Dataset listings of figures
* * * *

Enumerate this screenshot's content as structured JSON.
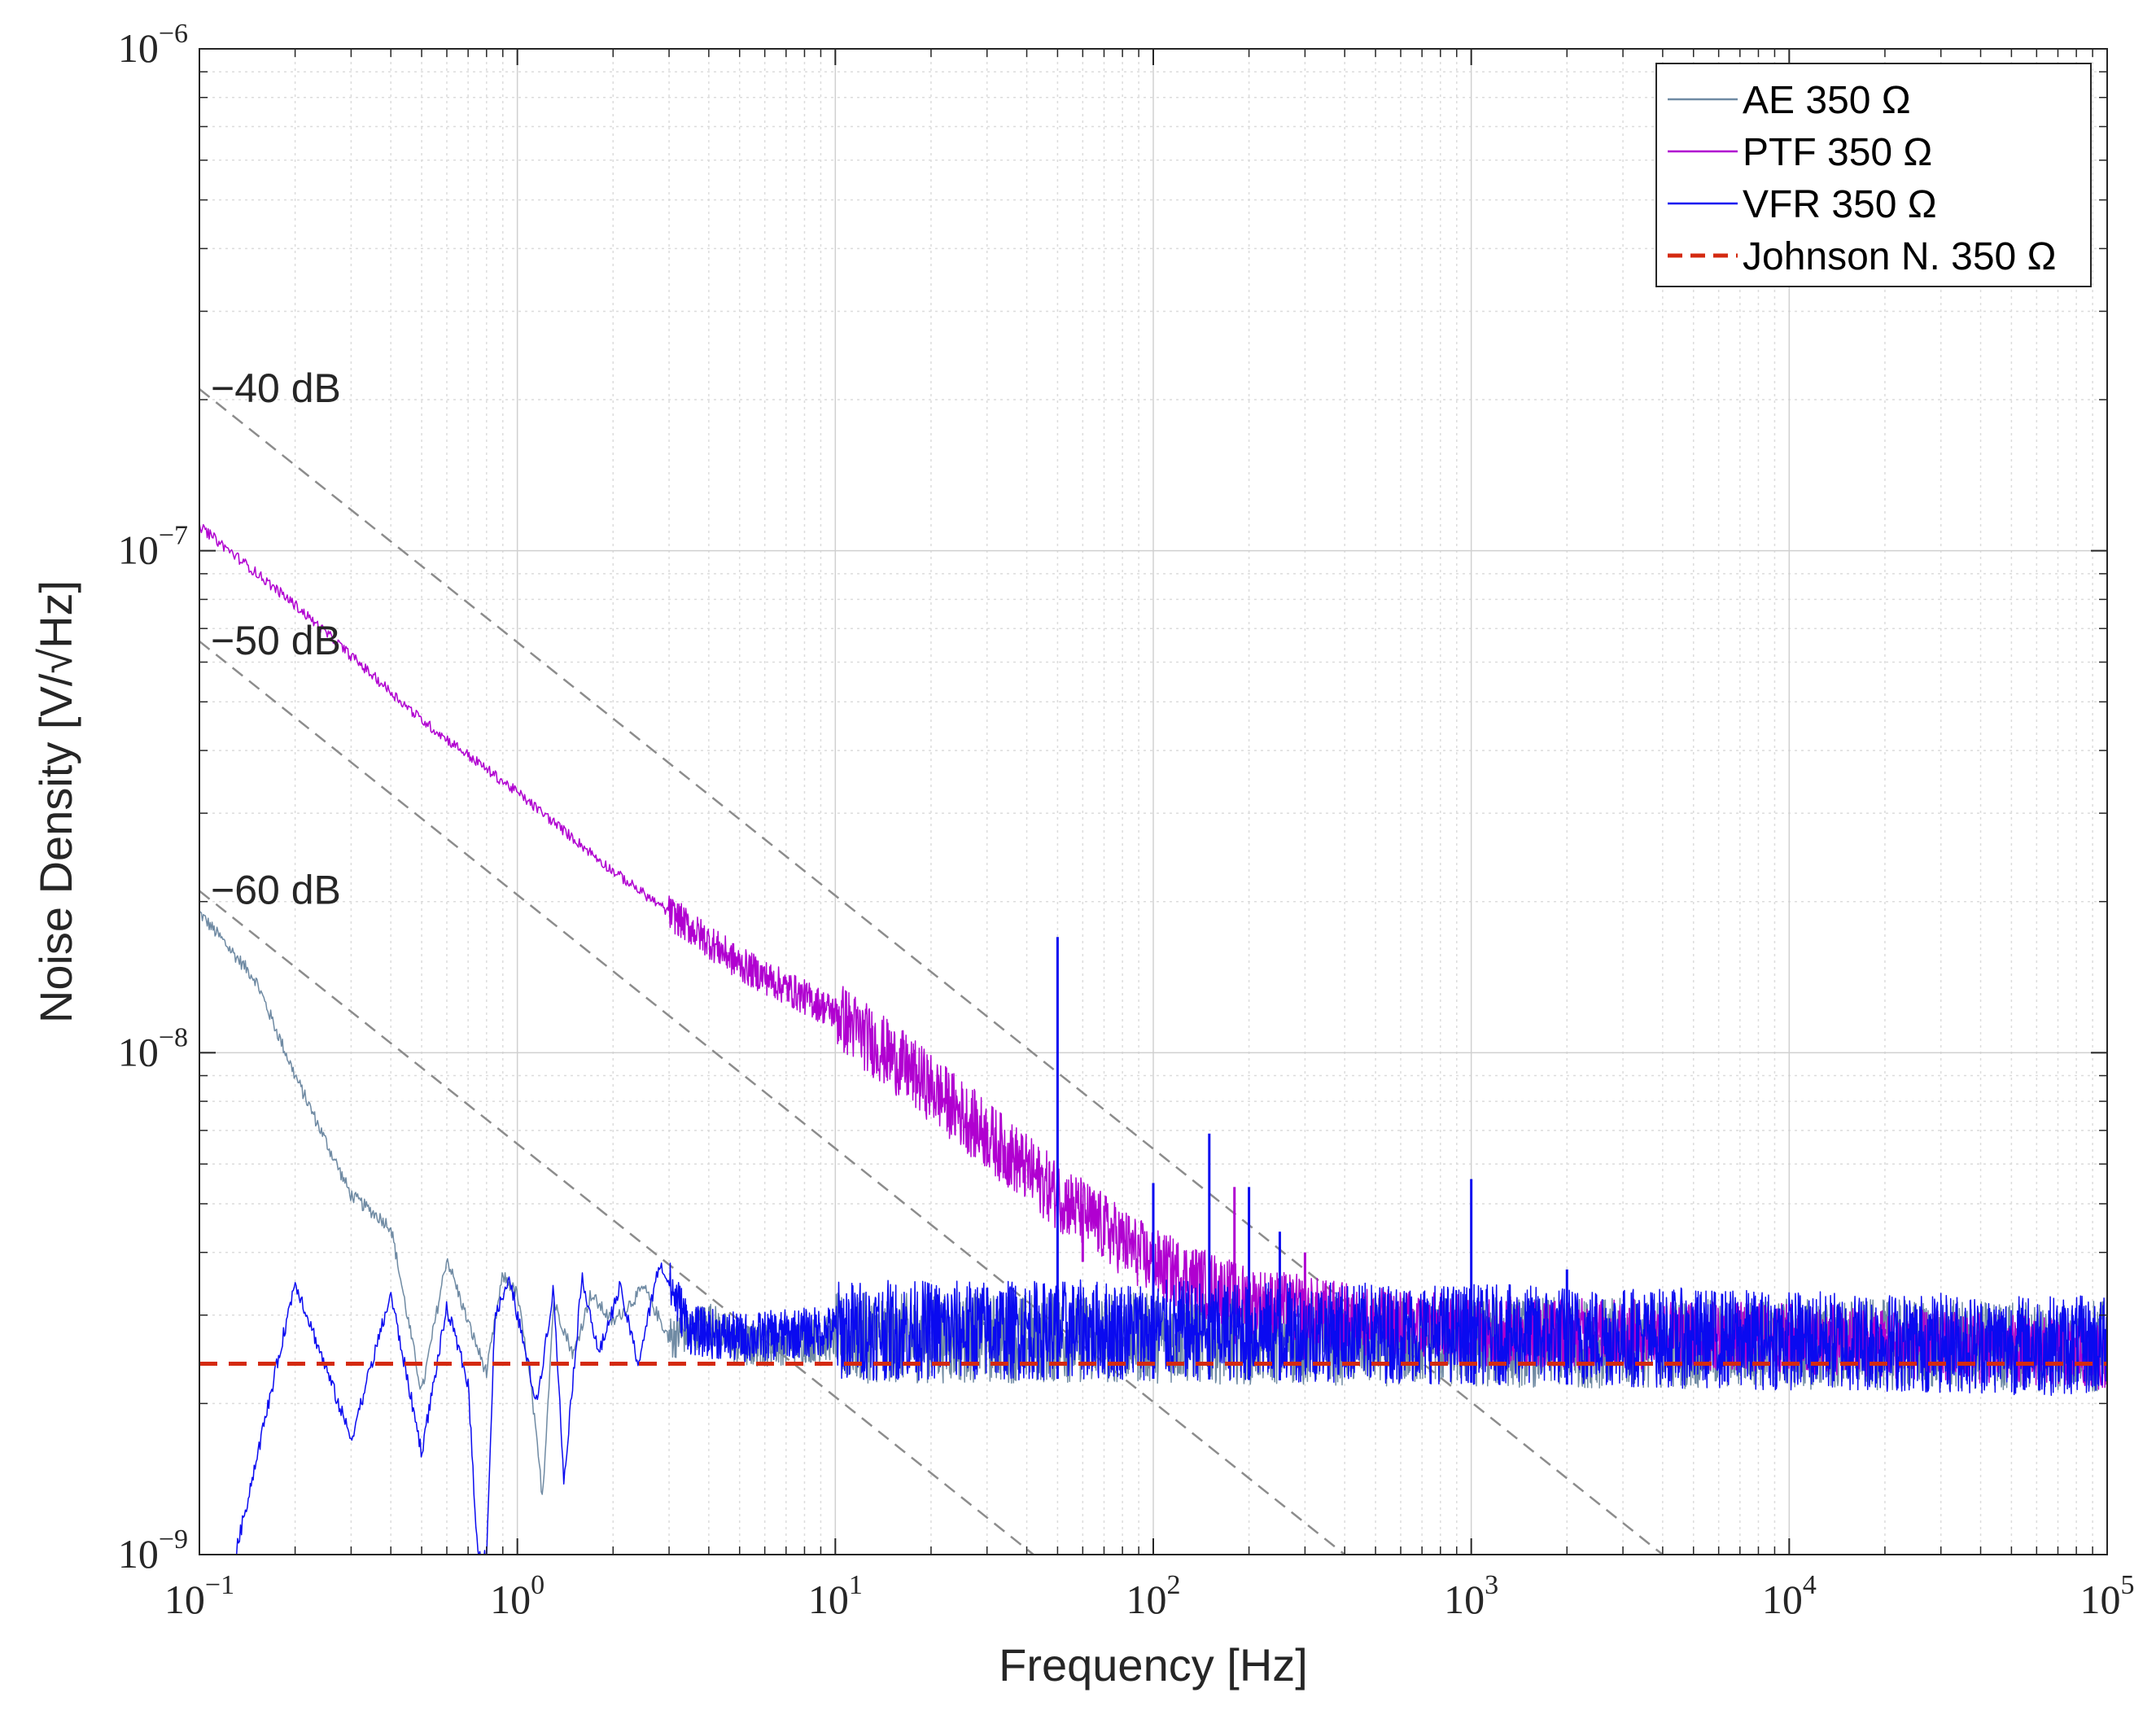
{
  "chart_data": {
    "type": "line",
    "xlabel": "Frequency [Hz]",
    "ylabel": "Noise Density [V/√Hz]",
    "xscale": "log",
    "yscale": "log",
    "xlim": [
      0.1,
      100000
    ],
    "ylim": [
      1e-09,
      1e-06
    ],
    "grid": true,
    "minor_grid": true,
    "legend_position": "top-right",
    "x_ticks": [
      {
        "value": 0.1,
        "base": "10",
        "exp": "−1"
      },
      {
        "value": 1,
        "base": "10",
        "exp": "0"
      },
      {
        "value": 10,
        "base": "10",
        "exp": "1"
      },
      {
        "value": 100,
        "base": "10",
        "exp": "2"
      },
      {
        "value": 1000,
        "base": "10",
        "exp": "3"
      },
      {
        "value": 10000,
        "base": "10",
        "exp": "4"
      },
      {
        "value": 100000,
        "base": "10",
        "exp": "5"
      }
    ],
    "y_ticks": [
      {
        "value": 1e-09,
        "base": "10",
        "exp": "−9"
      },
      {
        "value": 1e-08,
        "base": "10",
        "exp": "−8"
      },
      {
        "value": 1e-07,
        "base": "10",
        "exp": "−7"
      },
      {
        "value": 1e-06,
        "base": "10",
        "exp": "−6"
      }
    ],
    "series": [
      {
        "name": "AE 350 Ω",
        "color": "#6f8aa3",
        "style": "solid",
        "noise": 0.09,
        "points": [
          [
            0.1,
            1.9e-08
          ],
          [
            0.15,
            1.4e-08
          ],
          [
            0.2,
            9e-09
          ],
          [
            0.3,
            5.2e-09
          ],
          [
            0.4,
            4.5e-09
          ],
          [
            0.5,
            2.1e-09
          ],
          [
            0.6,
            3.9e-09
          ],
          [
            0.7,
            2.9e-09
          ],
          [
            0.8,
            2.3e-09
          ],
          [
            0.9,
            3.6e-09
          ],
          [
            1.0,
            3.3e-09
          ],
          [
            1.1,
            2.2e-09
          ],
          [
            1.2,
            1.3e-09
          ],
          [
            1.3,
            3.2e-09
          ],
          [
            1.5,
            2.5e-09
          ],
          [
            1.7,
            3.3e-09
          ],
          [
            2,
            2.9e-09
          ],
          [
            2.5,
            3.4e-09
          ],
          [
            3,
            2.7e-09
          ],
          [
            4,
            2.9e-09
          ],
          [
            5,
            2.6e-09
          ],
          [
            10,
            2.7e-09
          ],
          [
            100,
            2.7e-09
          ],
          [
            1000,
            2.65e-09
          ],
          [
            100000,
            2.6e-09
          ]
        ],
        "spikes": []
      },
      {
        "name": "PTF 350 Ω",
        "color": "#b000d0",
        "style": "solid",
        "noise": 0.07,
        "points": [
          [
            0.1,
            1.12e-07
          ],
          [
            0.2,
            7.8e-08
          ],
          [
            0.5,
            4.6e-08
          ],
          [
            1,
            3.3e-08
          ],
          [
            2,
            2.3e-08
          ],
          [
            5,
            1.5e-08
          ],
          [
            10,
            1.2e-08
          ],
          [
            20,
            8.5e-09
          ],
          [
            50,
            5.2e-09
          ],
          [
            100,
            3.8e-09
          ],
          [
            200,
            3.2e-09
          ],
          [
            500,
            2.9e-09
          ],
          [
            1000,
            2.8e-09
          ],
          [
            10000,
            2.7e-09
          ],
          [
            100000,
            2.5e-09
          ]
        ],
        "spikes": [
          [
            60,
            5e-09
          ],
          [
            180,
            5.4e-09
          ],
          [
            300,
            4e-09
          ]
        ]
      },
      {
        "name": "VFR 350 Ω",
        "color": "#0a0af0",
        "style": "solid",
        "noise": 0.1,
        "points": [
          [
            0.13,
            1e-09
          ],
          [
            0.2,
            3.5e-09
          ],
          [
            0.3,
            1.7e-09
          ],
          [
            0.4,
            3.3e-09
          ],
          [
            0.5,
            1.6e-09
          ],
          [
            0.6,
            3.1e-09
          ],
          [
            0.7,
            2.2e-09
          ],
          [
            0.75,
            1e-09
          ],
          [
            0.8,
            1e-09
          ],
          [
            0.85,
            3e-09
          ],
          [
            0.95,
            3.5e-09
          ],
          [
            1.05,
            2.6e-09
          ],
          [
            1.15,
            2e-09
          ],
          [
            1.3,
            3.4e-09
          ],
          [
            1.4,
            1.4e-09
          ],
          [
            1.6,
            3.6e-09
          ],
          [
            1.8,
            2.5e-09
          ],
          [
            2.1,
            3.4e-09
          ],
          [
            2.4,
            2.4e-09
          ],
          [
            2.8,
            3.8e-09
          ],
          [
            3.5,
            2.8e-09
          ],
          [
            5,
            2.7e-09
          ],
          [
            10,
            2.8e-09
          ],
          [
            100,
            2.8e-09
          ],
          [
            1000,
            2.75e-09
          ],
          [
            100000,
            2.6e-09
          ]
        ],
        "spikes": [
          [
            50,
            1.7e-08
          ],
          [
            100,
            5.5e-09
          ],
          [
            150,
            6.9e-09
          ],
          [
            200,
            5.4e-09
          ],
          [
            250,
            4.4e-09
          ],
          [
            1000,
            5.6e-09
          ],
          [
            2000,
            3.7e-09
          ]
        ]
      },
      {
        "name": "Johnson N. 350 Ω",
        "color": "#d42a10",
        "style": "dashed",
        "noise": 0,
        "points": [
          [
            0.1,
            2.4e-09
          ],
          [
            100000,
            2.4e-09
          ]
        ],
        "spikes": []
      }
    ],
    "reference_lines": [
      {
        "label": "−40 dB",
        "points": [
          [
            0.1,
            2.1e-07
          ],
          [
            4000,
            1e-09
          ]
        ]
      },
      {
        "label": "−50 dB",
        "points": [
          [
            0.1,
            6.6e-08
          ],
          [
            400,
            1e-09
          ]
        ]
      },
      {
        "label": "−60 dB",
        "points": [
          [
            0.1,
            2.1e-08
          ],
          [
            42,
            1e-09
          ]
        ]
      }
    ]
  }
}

* * * *

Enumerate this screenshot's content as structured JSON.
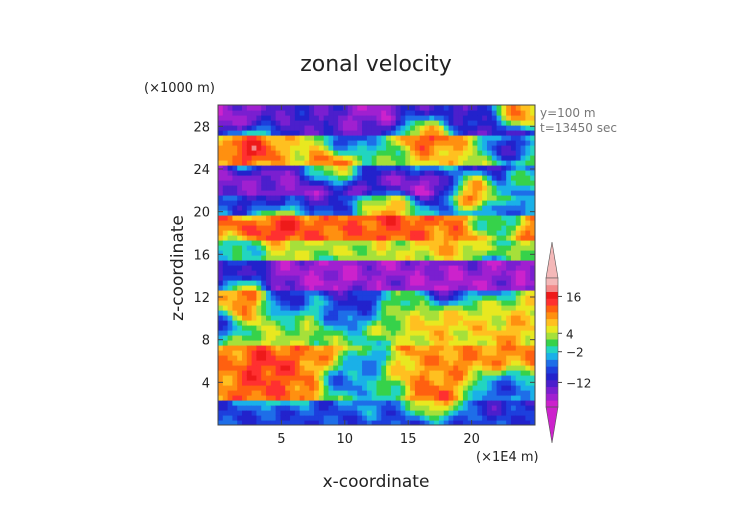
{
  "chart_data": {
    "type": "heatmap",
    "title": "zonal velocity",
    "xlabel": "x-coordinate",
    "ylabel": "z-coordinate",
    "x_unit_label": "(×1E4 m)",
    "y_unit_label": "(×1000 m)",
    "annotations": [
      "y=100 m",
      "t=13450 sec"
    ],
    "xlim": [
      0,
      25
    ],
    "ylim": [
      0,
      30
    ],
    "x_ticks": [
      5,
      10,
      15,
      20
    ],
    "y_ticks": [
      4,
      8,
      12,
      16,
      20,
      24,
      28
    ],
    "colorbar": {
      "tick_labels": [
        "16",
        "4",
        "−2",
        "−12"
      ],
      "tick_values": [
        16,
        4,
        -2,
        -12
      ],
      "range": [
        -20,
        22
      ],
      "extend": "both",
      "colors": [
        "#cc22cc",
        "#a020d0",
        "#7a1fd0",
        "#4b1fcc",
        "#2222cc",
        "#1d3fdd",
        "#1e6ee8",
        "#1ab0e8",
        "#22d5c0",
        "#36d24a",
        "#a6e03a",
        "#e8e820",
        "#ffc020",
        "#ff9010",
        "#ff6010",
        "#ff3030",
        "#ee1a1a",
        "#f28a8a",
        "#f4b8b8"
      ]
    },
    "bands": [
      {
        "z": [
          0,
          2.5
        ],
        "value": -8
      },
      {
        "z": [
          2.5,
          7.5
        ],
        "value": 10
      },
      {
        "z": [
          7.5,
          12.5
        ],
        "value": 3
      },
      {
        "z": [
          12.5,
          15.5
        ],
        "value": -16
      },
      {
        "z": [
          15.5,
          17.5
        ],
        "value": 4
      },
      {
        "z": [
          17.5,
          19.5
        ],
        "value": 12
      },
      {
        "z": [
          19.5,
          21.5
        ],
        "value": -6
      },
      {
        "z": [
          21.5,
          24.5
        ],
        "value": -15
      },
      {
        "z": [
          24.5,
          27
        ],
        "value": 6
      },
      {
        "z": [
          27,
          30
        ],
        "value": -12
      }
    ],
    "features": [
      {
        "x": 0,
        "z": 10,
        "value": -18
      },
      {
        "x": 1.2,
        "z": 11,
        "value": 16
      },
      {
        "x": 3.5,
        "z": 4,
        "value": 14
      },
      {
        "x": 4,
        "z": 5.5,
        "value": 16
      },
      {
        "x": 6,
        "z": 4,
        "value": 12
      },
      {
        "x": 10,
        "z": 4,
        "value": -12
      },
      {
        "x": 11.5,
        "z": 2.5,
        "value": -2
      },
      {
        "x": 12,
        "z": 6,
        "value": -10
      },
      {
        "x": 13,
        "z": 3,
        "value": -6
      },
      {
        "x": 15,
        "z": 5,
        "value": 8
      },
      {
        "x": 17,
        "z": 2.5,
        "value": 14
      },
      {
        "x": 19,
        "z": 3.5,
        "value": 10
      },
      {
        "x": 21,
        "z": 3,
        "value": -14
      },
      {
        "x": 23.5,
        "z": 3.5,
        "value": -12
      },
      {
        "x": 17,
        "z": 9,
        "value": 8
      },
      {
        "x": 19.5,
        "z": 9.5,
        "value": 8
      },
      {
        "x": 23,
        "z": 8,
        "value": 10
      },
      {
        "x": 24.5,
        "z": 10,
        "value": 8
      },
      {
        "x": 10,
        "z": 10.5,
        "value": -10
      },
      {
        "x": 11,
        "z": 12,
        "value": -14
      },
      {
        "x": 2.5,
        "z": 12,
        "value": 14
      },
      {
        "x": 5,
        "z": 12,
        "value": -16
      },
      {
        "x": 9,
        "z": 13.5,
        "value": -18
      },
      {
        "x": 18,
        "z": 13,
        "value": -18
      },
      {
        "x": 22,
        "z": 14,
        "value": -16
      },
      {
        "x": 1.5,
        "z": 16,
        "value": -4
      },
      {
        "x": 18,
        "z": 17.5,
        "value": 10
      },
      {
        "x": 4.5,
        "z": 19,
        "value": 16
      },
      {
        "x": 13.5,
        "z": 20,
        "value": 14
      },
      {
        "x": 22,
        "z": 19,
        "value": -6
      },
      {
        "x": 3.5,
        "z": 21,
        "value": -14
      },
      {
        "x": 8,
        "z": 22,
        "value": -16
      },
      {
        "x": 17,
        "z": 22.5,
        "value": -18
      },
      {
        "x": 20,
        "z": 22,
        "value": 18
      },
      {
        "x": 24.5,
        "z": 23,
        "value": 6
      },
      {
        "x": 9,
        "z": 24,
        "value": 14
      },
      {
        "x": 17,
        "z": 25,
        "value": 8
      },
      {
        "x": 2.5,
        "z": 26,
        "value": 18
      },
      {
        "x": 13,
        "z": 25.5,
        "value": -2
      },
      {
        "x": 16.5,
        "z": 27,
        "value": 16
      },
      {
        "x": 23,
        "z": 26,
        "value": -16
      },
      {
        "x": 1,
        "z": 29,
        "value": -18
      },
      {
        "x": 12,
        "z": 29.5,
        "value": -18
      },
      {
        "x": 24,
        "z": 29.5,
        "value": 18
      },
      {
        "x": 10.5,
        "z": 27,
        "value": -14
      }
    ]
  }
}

* * * *

Given request: Which lines above contain "xlabel"? Show each of them.

Response for this exercise:
    "xlabel": "Frequency [Hz]",
    "xlabel": "x-coordinate",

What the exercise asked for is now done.